*Task to carry out*. I would like you to output every record below exactly, apart from the pictures.

+++ Data extracts +++

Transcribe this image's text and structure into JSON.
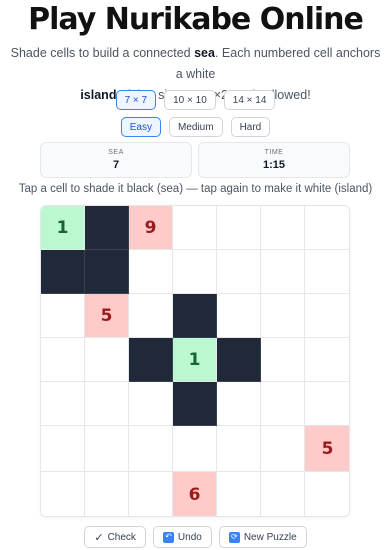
{
  "title": "Play Nurikabe Online",
  "subtitle": {
    "pre": "Shade cells to build a connected ",
    "sea_word": "sea",
    "mid": ". Each numbered cell anchors a white ",
    "island_word": "island",
    "post": " of that size. No 2×2 pools allowed!"
  },
  "sizes": [
    {
      "label": "7 × 7",
      "active": true
    },
    {
      "label": "10 × 10",
      "active": false
    },
    {
      "label": "14 × 14",
      "active": false
    }
  ],
  "difficulties": [
    {
      "label": "Easy",
      "active": true
    },
    {
      "label": "Medium",
      "active": false
    },
    {
      "label": "Hard",
      "active": false
    }
  ],
  "stats": {
    "sea_label": "SEA",
    "sea_value": "7",
    "time_label": "TIME",
    "time_value": "1:15"
  },
  "hint": "Tap a cell to shade it black (sea) — tap again to make it white (island)",
  "grid": [
    [
      "1",
      "#",
      "9",
      ".",
      ".",
      ".",
      "."
    ],
    [
      "#",
      "#",
      ".",
      ".",
      ".",
      ".",
      "."
    ],
    [
      ".",
      "5",
      ".",
      "#",
      ".",
      ".",
      "."
    ],
    [
      ".",
      ".",
      "#",
      "1",
      "#",
      ".",
      "."
    ],
    [
      ".",
      ".",
      ".",
      "#",
      ".",
      ".",
      "."
    ],
    [
      ".",
      ".",
      ".",
      ".",
      ".",
      ".",
      "5"
    ],
    [
      ".",
      ".",
      ".",
      "6",
      ".",
      ".",
      "."
    ]
  ],
  "satisfied_clues": [
    [
      0,
      0
    ],
    [
      3,
      3
    ]
  ],
  "actions": {
    "check": "Check",
    "check_icon": "✓",
    "undo": "Undo",
    "undo_icon": "↶",
    "new": "New Puzzle",
    "new_icon": "⟳"
  },
  "colors": {
    "sea": "#1f2937",
    "clue_unsatisfied": "#fecaca",
    "clue_satisfied": "#bbf7d0",
    "accent": "#3b82f6"
  }
}
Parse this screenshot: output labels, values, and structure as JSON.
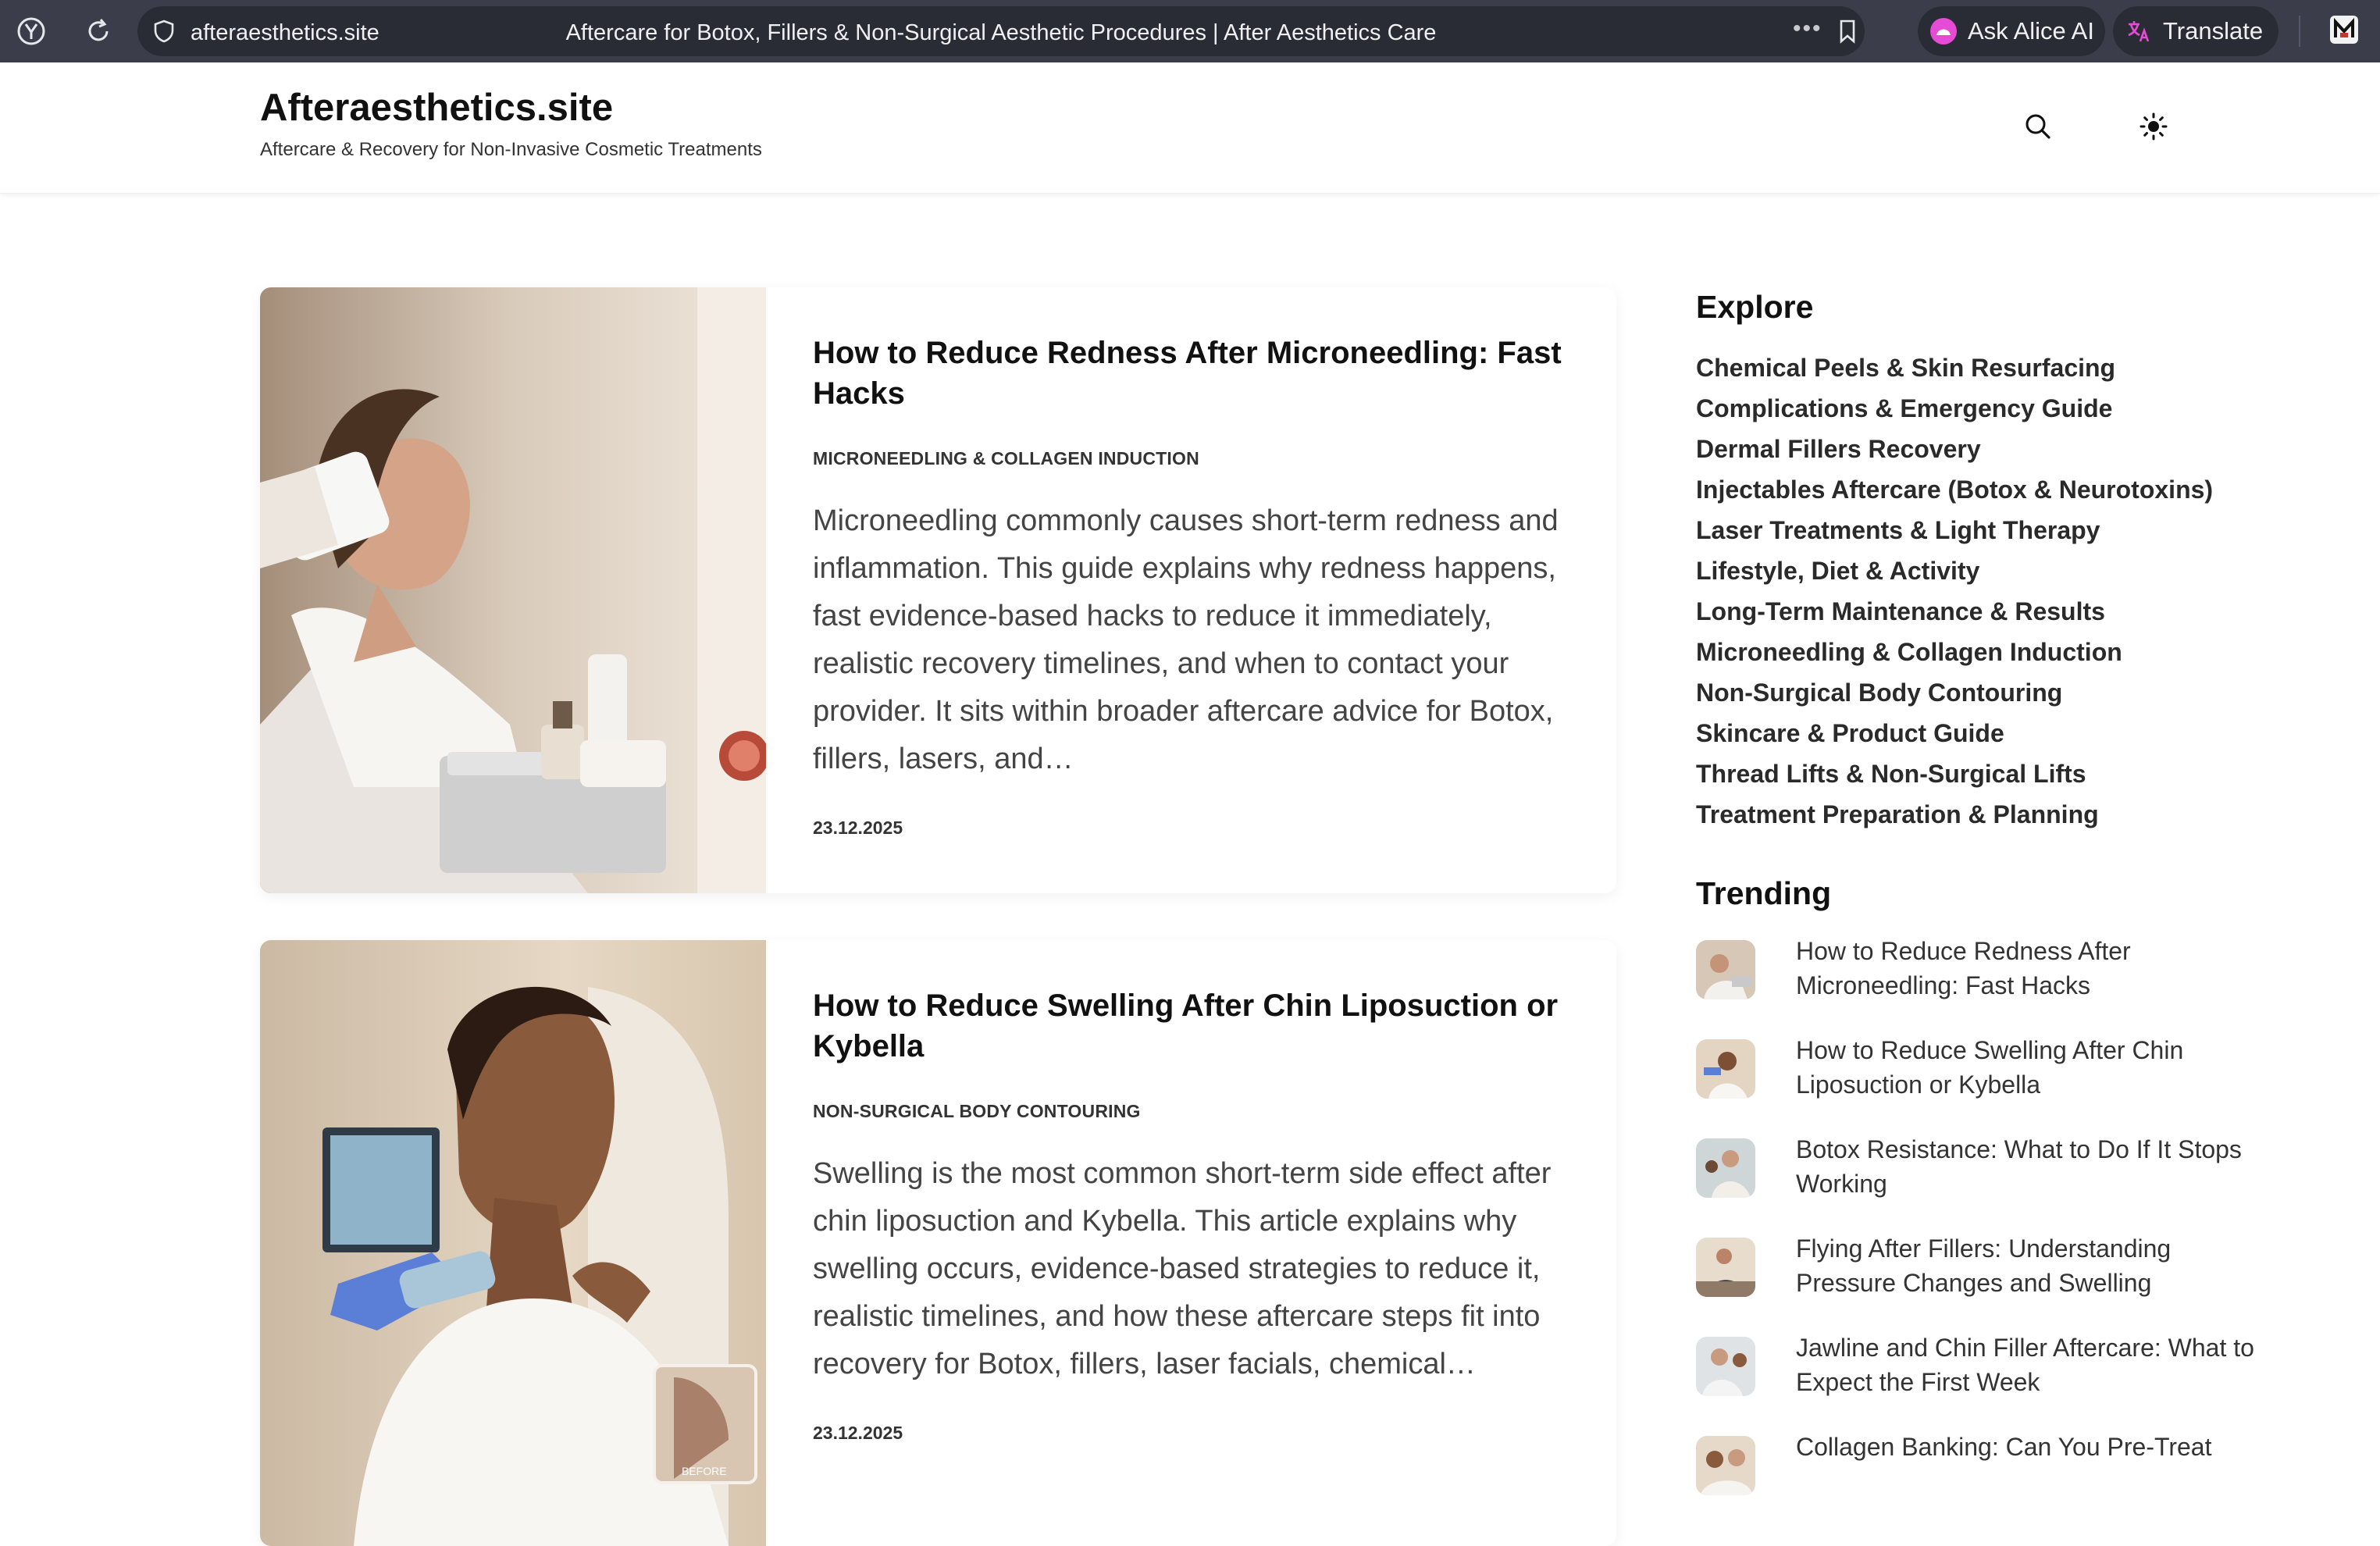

+++

*Written response*.
Transcribe this image's text and structure into JSON.
{
  "title": "Play Nurikabe Online",
  "subtitle": {
    "pre": "Shade cells to build a connected ",
    "sea_word": "sea",
    "mid": ". Each numbered cell anchors a white ",
    "island_word": "island",
    "post": " of that size. No 2×2 pools allowed!"
  },
  "sizes": [
    {
      "label": "7 × 7",
      "active": true
    },
    {
      "label": "10 × 10",
      "active": false
    },
    {
      "label": "14 × 14",
      "active": false
    }
  ],
  "difficulties": [
    {
      "label": "Easy",
      "active": true
    },
    {
      "label": "Medium",
      "active": false
    },
    {
      "label": "Hard",
      "active": false
    }
  ],
  "stats": {
    "sea_label": "SEA",
    "sea_value": "7",
    "time_label": "TIME",
    "time_value": "1:15"
  },
  "hint": "Tap a cell to shade it black (sea) — tap again to make it white (island)",
  "grid": [
    [
      "1",
      "#",
      "9",
      ".",
      ".",
      ".",
      "."
    ],
    [
      "#",
      "#",
      ".",
      ".",
      ".",
      ".",
      "."
    ],
    [
      ".",
      "5",
      ".",
      "#",
      ".",
      ".",
      "."
    ],
    [
      ".",
      ".",
      "#",
      "1",
      "#",
      ".",
      "."
    ],
    [
      ".",
      ".",
      ".",
      "#",
      ".",
      ".",
      "."
    ],
    [
      ".",
      ".",
      ".",
      ".",
      ".",
      ".",
      "5"
    ],
    [
      ".",
      ".",
      ".",
      "6",
      ".",
      ".",
      "."
    ]
  ],
  "satisfied_clues": [
    [
      0,
      0
    ],
    [
      3,
      3
    ]
  ],
  "actions": {
    "check": "Check",
    "check_icon": "✓",
    "undo": "Undo",
    "undo_icon": "↶",
    "new": "New Puzzle",
    "new_icon": "⟳"
  },
  "colors": {
    "sea": "#1f2937",
    "clue_unsatisfied": "#fecaca",
    "clue_satisfied": "#bbf7d0",
    "accent": "#3b82f6"
  }
}
Parse this screenshot: output labels, values, and structure as JSON.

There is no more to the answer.